## STATED TASK
Repeat each entry as written and leave the images out of the copy.

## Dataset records

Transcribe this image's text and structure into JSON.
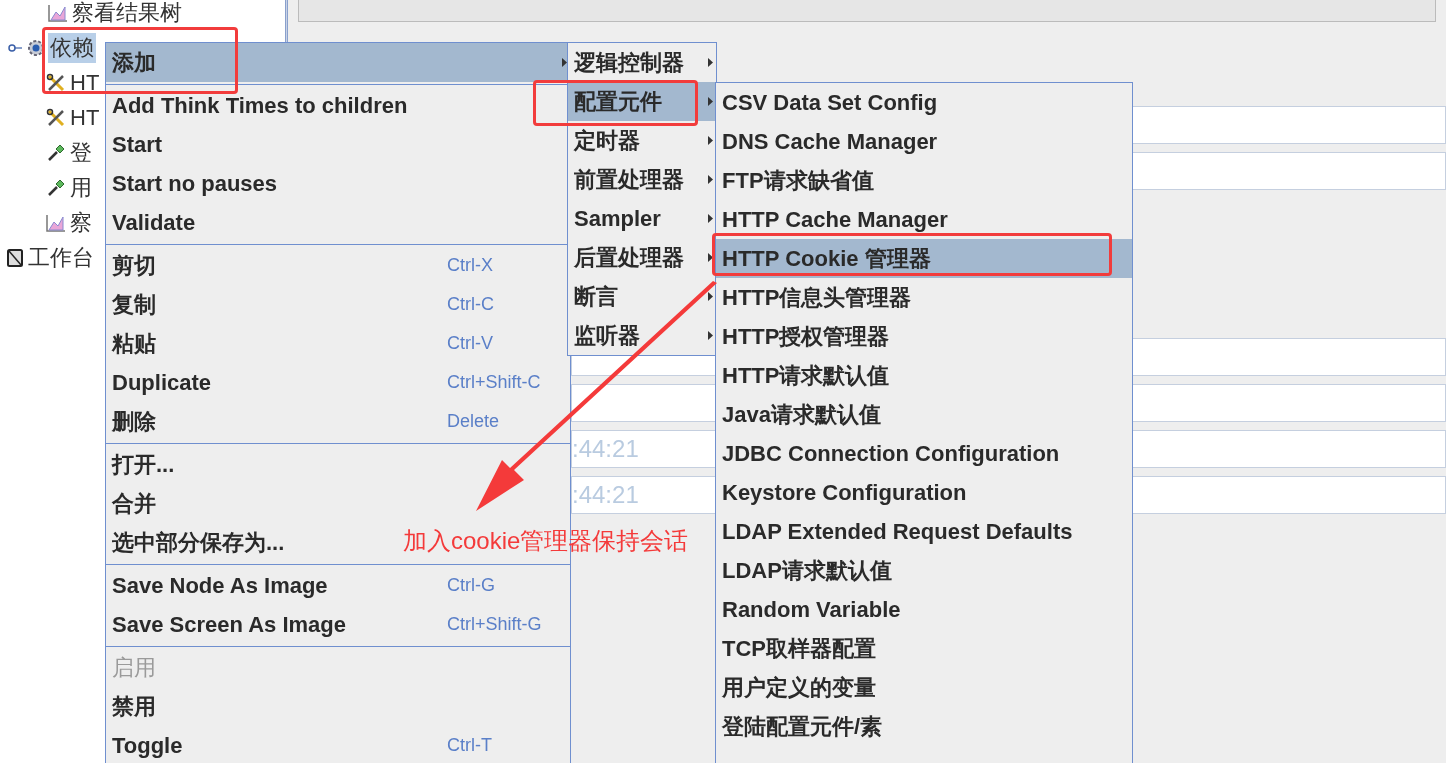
{
  "tree": {
    "hidden_parent_children": [
      {
        "label": "察看结果树",
        "kind": "chart",
        "selected": false
      }
    ],
    "groups": [
      {
        "label": "依赖",
        "kind": "gear",
        "selected": true,
        "children": [
          {
            "label": "HT",
            "kind": "tools",
            "selected": false
          },
          {
            "label": "HT",
            "kind": "tools",
            "selected": false
          },
          {
            "label": "登",
            "kind": "dropper",
            "selected": false
          },
          {
            "label": "用",
            "kind": "dropper",
            "selected": false
          },
          {
            "label": "察",
            "kind": "chart",
            "selected": false
          }
        ]
      }
    ],
    "root_items": [
      {
        "label": "工作台",
        "kind": "notebook",
        "selected": false
      }
    ]
  },
  "fields": [
    {
      "value": ":44:21"
    },
    {
      "value": ":44:21"
    }
  ],
  "context_menu": {
    "items": [
      {
        "kind": "item",
        "label": "添加",
        "submenu": true,
        "selected": true,
        "disabled": false
      },
      {
        "kind": "separator"
      },
      {
        "kind": "item",
        "label": "Add Think Times to children",
        "selected": false,
        "disabled": false
      },
      {
        "kind": "item",
        "label": "Start",
        "selected": false,
        "disabled": false
      },
      {
        "kind": "item",
        "label": "Start no pauses",
        "selected": false,
        "disabled": false
      },
      {
        "kind": "item",
        "label": "Validate",
        "selected": false,
        "disabled": false
      },
      {
        "kind": "separator"
      },
      {
        "kind": "item",
        "label": "剪切",
        "shortcut": "Ctrl-X",
        "selected": false,
        "disabled": false
      },
      {
        "kind": "item",
        "label": "复制",
        "shortcut": "Ctrl-C",
        "selected": false,
        "disabled": false
      },
      {
        "kind": "item",
        "label": "粘贴",
        "shortcut": "Ctrl-V",
        "selected": false,
        "disabled": false
      },
      {
        "kind": "item",
        "label": "Duplicate",
        "shortcut": "Ctrl+Shift-C",
        "selected": false,
        "disabled": false
      },
      {
        "kind": "item",
        "label": "删除",
        "shortcut": "Delete",
        "selected": false,
        "disabled": false
      },
      {
        "kind": "separator"
      },
      {
        "kind": "item",
        "label": "打开...",
        "selected": false,
        "disabled": false
      },
      {
        "kind": "item",
        "label": "合并",
        "selected": false,
        "disabled": false
      },
      {
        "kind": "item",
        "label": "选中部分保存为...",
        "selected": false,
        "disabled": false
      },
      {
        "kind": "separator"
      },
      {
        "kind": "item",
        "label": "Save Node As Image",
        "shortcut": "Ctrl-G",
        "selected": false,
        "disabled": false
      },
      {
        "kind": "item",
        "label": "Save Screen As Image",
        "shortcut": "Ctrl+Shift-G",
        "selected": false,
        "disabled": false
      },
      {
        "kind": "separator"
      },
      {
        "kind": "item",
        "label": "启用",
        "selected": false,
        "disabled": true
      },
      {
        "kind": "item",
        "label": "禁用",
        "selected": false,
        "disabled": false
      },
      {
        "kind": "item",
        "label": "Toggle",
        "shortcut": "Ctrl-T",
        "selected": false,
        "disabled": false
      }
    ]
  },
  "add_submenu": {
    "items": [
      {
        "kind": "item",
        "label": "逻辑控制器",
        "submenu": true,
        "selected": false,
        "disabled": false
      },
      {
        "kind": "item",
        "label": "配置元件",
        "submenu": true,
        "selected": true,
        "disabled": false
      },
      {
        "kind": "item",
        "label": "定时器",
        "submenu": true,
        "selected": false,
        "disabled": false
      },
      {
        "kind": "item",
        "label": "前置处理器",
        "submenu": true,
        "selected": false,
        "disabled": false
      },
      {
        "kind": "item",
        "label": "Sampler",
        "submenu": true,
        "selected": false,
        "disabled": false
      },
      {
        "kind": "item",
        "label": "后置处理器",
        "submenu": true,
        "selected": false,
        "disabled": false
      },
      {
        "kind": "item",
        "label": "断言",
        "submenu": true,
        "selected": false,
        "disabled": false
      },
      {
        "kind": "item",
        "label": "监听器",
        "submenu": true,
        "selected": false,
        "disabled": false
      }
    ]
  },
  "config_submenu": {
    "items": [
      {
        "kind": "item",
        "label": "CSV Data Set Config",
        "selected": false,
        "disabled": false
      },
      {
        "kind": "item",
        "label": "DNS Cache Manager",
        "selected": false,
        "disabled": false
      },
      {
        "kind": "item",
        "label": "FTP请求缺省值",
        "selected": false,
        "disabled": false
      },
      {
        "kind": "item",
        "label": "HTTP Cache Manager",
        "selected": false,
        "disabled": false
      },
      {
        "kind": "item",
        "label": "HTTP Cookie 管理器",
        "selected": true,
        "disabled": false
      },
      {
        "kind": "item",
        "label": "HTTP信息头管理器",
        "selected": false,
        "disabled": false
      },
      {
        "kind": "item",
        "label": "HTTP授权管理器",
        "selected": false,
        "disabled": false
      },
      {
        "kind": "item",
        "label": "HTTP请求默认值",
        "selected": false,
        "disabled": false
      },
      {
        "kind": "item",
        "label": "Java请求默认值",
        "selected": false,
        "disabled": false
      },
      {
        "kind": "item",
        "label": "JDBC Connection Configuration",
        "selected": false,
        "disabled": false
      },
      {
        "kind": "item",
        "label": "Keystore Configuration",
        "selected": false,
        "disabled": false
      },
      {
        "kind": "item",
        "label": "LDAP Extended Request Defaults",
        "selected": false,
        "disabled": false
      },
      {
        "kind": "item",
        "label": "LDAP请求默认值",
        "selected": false,
        "disabled": false
      },
      {
        "kind": "item",
        "label": "Random Variable",
        "selected": false,
        "disabled": false
      },
      {
        "kind": "item",
        "label": "TCP取样器配置",
        "selected": false,
        "disabled": false
      },
      {
        "kind": "item",
        "label": "用户定义的变量",
        "selected": false,
        "disabled": false
      },
      {
        "kind": "item",
        "label": "登陆配置元件/素",
        "selected": false,
        "disabled": false
      }
    ]
  },
  "annotation": {
    "text": "加入cookie管理器保持会话"
  }
}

## THE RESPONSE
Transcribe this image's text and structure into JSON.
{
  "tree": {
    "hidden_parent_children": [
      {
        "label": "察看结果树",
        "kind": "chart",
        "selected": false
      }
    ],
    "groups": [
      {
        "label": "依赖",
        "kind": "gear",
        "selected": true,
        "children": [
          {
            "label": "HT",
            "kind": "tools",
            "selected": false
          },
          {
            "label": "HT",
            "kind": "tools",
            "selected": false
          },
          {
            "label": "登",
            "kind": "dropper",
            "selected": false
          },
          {
            "label": "用",
            "kind": "dropper",
            "selected": false
          },
          {
            "label": "察",
            "kind": "chart",
            "selected": false
          }
        ]
      }
    ],
    "root_items": [
      {
        "label": "工作台",
        "kind": "notebook",
        "selected": false
      }
    ]
  },
  "fields": [
    {
      "value": ":44:21"
    },
    {
      "value": ":44:21"
    }
  ],
  "context_menu": {
    "items": [
      {
        "kind": "item",
        "label": "添加",
        "submenu": true,
        "selected": true,
        "disabled": false
      },
      {
        "kind": "separator"
      },
      {
        "kind": "item",
        "label": "Add Think Times to children",
        "selected": false,
        "disabled": false
      },
      {
        "kind": "item",
        "label": "Start",
        "selected": false,
        "disabled": false
      },
      {
        "kind": "item",
        "label": "Start no pauses",
        "selected": false,
        "disabled": false
      },
      {
        "kind": "item",
        "label": "Validate",
        "selected": false,
        "disabled": false
      },
      {
        "kind": "separator"
      },
      {
        "kind": "item",
        "label": "剪切",
        "shortcut": "Ctrl-X",
        "selected": false,
        "disabled": false
      },
      {
        "kind": "item",
        "label": "复制",
        "shortcut": "Ctrl-C",
        "selected": false,
        "disabled": false
      },
      {
        "kind": "item",
        "label": "粘贴",
        "shortcut": "Ctrl-V",
        "selected": false,
        "disabled": false
      },
      {
        "kind": "item",
        "label": "Duplicate",
        "shortcut": "Ctrl+Shift-C",
        "selected": false,
        "disabled": false
      },
      {
        "kind": "item",
        "label": "删除",
        "shortcut": "Delete",
        "selected": false,
        "disabled": false
      },
      {
        "kind": "separator"
      },
      {
        "kind": "item",
        "label": "打开...",
        "selected": false,
        "disabled": false
      },
      {
        "kind": "item",
        "label": "合并",
        "selected": false,
        "disabled": false
      },
      {
        "kind": "item",
        "label": "选中部分保存为...",
        "selected": false,
        "disabled": false
      },
      {
        "kind": "separator"
      },
      {
        "kind": "item",
        "label": "Save Node As Image",
        "shortcut": "Ctrl-G",
        "selected": false,
        "disabled": false
      },
      {
        "kind": "item",
        "label": "Save Screen As Image",
        "shortcut": "Ctrl+Shift-G",
        "selected": false,
        "disabled": false
      },
      {
        "kind": "separator"
      },
      {
        "kind": "item",
        "label": "启用",
        "selected": false,
        "disabled": true
      },
      {
        "kind": "item",
        "label": "禁用",
        "selected": false,
        "disabled": false
      },
      {
        "kind": "item",
        "label": "Toggle",
        "shortcut": "Ctrl-T",
        "selected": false,
        "disabled": false
      }
    ]
  },
  "add_submenu": {
    "items": [
      {
        "kind": "item",
        "label": "逻辑控制器",
        "submenu": true,
        "selected": false,
        "disabled": false
      },
      {
        "kind": "item",
        "label": "配置元件",
        "submenu": true,
        "selected": true,
        "disabled": false
      },
      {
        "kind": "item",
        "label": "定时器",
        "submenu": true,
        "selected": false,
        "disabled": false
      },
      {
        "kind": "item",
        "label": "前置处理器",
        "submenu": true,
        "selected": false,
        "disabled": false
      },
      {
        "kind": "item",
        "label": "Sampler",
        "submenu": true,
        "selected": false,
        "disabled": false
      },
      {
        "kind": "item",
        "label": "后置处理器",
        "submenu": true,
        "selected": false,
        "disabled": false
      },
      {
        "kind": "item",
        "label": "断言",
        "submenu": true,
        "selected": false,
        "disabled": false
      },
      {
        "kind": "item",
        "label": "监听器",
        "submenu": true,
        "selected": false,
        "disabled": false
      }
    ]
  },
  "config_submenu": {
    "items": [
      {
        "kind": "item",
        "label": "CSV Data Set Config",
        "selected": false,
        "disabled": false
      },
      {
        "kind": "item",
        "label": "DNS Cache Manager",
        "selected": false,
        "disabled": false
      },
      {
        "kind": "item",
        "label": "FTP请求缺省值",
        "selected": false,
        "disabled": false
      },
      {
        "kind": "item",
        "label": "HTTP Cache Manager",
        "selected": false,
        "disabled": false
      },
      {
        "kind": "item",
        "label": "HTTP Cookie 管理器",
        "selected": true,
        "disabled": false
      },
      {
        "kind": "item",
        "label": "HTTP信息头管理器",
        "selected": false,
        "disabled": false
      },
      {
        "kind": "item",
        "label": "HTTP授权管理器",
        "selected": false,
        "disabled": false
      },
      {
        "kind": "item",
        "label": "HTTP请求默认值",
        "selected": false,
        "disabled": false
      },
      {
        "kind": "item",
        "label": "Java请求默认值",
        "selected": false,
        "disabled": false
      },
      {
        "kind": "item",
        "label": "JDBC Connection Configuration",
        "selected": false,
        "disabled": false
      },
      {
        "kind": "item",
        "label": "Keystore Configuration",
        "selected": false,
        "disabled": false
      },
      {
        "kind": "item",
        "label": "LDAP Extended Request Defaults",
        "selected": false,
        "disabled": false
      },
      {
        "kind": "item",
        "label": "LDAP请求默认值",
        "selected": false,
        "disabled": false
      },
      {
        "kind": "item",
        "label": "Random Variable",
        "selected": false,
        "disabled": false
      },
      {
        "kind": "item",
        "label": "TCP取样器配置",
        "selected": false,
        "disabled": false
      },
      {
        "kind": "item",
        "label": "用户定义的变量",
        "selected": false,
        "disabled": false
      },
      {
        "kind": "item",
        "label": "登陆配置元件/素",
        "selected": false,
        "disabled": false
      }
    ]
  },
  "annotation": {
    "text": "加入cookie管理器保持会话"
  }
}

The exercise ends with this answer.